• _Exercise description_: Only the number is needed: how many lines contain the word "object"?

Dataset records:
- - -

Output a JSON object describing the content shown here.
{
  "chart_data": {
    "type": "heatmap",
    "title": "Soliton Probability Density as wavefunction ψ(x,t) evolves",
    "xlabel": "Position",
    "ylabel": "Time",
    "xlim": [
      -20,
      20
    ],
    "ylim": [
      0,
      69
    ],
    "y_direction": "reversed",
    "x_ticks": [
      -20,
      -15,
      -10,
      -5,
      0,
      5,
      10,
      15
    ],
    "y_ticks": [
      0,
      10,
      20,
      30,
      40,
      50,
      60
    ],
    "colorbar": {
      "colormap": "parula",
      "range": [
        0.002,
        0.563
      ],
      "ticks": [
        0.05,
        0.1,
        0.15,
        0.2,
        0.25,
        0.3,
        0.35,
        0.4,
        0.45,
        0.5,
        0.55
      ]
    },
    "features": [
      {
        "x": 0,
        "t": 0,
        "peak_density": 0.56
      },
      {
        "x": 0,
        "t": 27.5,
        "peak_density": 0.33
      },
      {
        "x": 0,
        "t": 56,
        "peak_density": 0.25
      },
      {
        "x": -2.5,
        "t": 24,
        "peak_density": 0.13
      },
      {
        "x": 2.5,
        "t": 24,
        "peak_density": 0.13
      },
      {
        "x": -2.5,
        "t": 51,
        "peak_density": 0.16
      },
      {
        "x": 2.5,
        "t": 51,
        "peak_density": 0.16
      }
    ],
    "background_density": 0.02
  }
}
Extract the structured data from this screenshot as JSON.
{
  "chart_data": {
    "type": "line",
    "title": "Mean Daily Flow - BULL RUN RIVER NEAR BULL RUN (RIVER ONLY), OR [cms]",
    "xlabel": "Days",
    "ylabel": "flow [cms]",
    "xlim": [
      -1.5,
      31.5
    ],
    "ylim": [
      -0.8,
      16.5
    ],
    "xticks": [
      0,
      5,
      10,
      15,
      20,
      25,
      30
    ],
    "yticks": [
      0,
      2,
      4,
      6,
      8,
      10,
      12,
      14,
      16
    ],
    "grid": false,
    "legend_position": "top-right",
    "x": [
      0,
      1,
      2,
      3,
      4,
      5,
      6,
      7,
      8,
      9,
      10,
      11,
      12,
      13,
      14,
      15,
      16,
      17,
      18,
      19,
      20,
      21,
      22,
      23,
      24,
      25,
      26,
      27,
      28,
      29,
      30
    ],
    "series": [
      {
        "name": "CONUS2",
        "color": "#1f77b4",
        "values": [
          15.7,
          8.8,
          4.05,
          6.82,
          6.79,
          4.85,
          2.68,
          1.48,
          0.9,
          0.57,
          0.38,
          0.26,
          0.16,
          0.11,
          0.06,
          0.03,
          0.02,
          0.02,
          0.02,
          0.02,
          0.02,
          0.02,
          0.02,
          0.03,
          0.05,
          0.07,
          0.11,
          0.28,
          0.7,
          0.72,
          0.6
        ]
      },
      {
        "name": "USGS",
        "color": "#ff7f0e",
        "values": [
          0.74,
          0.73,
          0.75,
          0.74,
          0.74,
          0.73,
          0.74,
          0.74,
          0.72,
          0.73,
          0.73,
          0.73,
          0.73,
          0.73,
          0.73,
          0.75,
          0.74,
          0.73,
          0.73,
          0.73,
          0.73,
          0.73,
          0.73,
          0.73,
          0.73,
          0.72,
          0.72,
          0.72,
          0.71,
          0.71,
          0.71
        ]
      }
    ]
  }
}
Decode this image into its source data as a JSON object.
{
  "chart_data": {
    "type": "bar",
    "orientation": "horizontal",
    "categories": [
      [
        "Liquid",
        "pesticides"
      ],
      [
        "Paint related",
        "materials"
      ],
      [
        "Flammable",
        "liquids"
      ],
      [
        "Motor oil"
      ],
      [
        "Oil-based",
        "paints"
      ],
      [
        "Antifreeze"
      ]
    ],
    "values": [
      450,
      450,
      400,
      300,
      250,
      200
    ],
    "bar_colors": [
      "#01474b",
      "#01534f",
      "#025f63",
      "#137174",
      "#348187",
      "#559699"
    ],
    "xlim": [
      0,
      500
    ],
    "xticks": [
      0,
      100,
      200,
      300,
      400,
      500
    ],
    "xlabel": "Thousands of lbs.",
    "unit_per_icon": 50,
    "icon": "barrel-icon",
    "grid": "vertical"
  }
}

- - -

• _Written solution_: 2